DATA LISTING =
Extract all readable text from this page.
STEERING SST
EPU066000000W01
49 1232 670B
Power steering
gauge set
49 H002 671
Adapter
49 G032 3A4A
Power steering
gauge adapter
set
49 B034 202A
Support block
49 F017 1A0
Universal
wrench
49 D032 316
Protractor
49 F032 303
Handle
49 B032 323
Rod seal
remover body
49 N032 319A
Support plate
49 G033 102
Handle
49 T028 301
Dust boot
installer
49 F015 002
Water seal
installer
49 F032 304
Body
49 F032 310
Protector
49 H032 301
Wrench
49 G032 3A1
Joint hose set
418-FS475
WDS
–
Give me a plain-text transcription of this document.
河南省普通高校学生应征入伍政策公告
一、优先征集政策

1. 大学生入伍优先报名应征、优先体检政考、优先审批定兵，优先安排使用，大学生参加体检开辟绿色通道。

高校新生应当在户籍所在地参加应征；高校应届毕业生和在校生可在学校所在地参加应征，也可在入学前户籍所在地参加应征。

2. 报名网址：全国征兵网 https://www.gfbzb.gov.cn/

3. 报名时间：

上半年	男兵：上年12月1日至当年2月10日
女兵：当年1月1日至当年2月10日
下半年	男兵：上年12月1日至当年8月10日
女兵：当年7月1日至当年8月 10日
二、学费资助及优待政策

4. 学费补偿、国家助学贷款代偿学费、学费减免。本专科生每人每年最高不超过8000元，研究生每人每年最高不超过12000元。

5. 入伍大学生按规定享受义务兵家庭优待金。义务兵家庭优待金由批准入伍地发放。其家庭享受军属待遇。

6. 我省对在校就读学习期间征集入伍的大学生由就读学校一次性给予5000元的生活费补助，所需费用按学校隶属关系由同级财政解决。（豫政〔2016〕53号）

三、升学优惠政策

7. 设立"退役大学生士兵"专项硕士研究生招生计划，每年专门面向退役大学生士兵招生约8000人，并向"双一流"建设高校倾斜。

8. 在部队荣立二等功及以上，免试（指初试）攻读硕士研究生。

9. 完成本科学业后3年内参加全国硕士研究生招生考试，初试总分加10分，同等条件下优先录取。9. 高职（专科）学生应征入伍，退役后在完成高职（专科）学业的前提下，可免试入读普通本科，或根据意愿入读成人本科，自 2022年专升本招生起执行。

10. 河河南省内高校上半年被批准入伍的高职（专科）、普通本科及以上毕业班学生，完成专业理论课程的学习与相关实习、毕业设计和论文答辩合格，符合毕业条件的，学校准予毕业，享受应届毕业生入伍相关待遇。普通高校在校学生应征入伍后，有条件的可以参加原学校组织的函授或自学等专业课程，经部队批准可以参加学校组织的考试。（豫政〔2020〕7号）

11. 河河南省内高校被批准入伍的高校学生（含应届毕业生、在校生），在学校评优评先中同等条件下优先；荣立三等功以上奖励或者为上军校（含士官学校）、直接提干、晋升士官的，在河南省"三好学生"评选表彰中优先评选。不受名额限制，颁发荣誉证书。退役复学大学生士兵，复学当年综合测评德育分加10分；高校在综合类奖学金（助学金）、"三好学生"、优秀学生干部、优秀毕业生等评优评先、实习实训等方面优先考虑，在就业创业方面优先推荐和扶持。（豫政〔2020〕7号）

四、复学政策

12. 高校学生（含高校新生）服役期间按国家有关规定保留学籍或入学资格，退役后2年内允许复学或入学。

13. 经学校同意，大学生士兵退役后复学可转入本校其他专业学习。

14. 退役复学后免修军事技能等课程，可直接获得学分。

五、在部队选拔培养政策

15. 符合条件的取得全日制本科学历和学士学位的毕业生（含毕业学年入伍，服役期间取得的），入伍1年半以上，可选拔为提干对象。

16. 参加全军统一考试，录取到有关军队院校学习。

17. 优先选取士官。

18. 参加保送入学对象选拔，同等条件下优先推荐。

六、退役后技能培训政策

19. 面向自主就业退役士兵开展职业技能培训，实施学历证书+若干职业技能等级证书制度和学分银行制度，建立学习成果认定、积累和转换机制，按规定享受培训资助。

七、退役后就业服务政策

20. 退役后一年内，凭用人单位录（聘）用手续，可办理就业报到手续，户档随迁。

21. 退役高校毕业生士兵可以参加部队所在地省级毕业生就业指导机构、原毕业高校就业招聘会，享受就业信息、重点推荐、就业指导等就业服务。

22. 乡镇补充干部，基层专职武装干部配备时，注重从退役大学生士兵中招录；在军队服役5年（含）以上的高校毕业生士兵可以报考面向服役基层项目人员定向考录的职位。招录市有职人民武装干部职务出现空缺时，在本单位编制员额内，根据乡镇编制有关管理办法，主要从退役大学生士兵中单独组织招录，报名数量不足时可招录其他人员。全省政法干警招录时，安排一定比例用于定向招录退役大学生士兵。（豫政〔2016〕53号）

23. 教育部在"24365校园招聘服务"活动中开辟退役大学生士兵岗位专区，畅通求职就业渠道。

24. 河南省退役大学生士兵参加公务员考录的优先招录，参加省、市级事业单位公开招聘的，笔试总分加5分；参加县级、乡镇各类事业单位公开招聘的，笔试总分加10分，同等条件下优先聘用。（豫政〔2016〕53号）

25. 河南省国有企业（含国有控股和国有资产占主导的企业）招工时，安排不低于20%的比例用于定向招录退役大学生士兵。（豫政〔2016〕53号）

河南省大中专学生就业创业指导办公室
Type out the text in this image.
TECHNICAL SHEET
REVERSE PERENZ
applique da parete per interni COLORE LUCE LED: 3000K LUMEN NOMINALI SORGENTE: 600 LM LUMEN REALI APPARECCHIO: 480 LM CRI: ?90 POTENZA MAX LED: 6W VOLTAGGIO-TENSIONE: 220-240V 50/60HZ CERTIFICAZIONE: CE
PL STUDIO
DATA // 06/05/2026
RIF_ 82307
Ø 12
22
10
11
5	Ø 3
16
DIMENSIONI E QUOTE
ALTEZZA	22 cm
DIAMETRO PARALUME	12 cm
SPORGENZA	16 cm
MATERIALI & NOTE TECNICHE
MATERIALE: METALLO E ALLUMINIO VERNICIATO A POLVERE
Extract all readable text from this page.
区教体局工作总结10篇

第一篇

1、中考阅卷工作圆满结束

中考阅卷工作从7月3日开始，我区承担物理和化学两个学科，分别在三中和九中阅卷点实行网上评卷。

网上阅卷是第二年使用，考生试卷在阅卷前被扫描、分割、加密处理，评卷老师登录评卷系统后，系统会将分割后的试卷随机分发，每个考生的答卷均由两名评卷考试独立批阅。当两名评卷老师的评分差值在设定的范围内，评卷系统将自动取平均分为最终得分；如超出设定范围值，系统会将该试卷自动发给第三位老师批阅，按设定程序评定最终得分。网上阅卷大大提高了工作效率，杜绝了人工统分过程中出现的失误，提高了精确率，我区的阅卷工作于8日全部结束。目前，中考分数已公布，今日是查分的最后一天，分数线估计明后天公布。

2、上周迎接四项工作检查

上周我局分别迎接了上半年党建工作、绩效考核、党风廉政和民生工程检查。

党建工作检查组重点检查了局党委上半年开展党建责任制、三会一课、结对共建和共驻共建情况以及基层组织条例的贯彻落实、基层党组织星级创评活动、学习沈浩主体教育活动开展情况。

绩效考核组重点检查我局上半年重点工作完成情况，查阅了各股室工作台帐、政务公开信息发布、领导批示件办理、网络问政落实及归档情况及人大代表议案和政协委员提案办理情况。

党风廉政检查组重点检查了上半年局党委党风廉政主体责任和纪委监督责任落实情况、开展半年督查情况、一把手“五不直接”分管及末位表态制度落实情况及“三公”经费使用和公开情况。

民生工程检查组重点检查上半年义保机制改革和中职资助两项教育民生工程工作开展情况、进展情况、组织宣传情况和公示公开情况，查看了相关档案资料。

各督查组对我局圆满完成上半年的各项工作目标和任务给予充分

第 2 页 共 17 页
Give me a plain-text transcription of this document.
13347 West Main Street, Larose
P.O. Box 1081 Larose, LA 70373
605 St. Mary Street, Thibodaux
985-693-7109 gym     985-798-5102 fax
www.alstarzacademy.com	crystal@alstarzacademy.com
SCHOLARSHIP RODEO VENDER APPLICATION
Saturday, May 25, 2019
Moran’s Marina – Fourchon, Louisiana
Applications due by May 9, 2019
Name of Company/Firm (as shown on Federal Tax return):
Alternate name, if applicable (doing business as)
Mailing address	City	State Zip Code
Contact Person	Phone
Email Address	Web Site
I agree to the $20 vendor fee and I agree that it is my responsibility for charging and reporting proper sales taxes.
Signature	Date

SHORT PROBLEM = Work out how many lines in the records above hold the string "Street", then give only that count.

EXERCISE RESPONSE = 2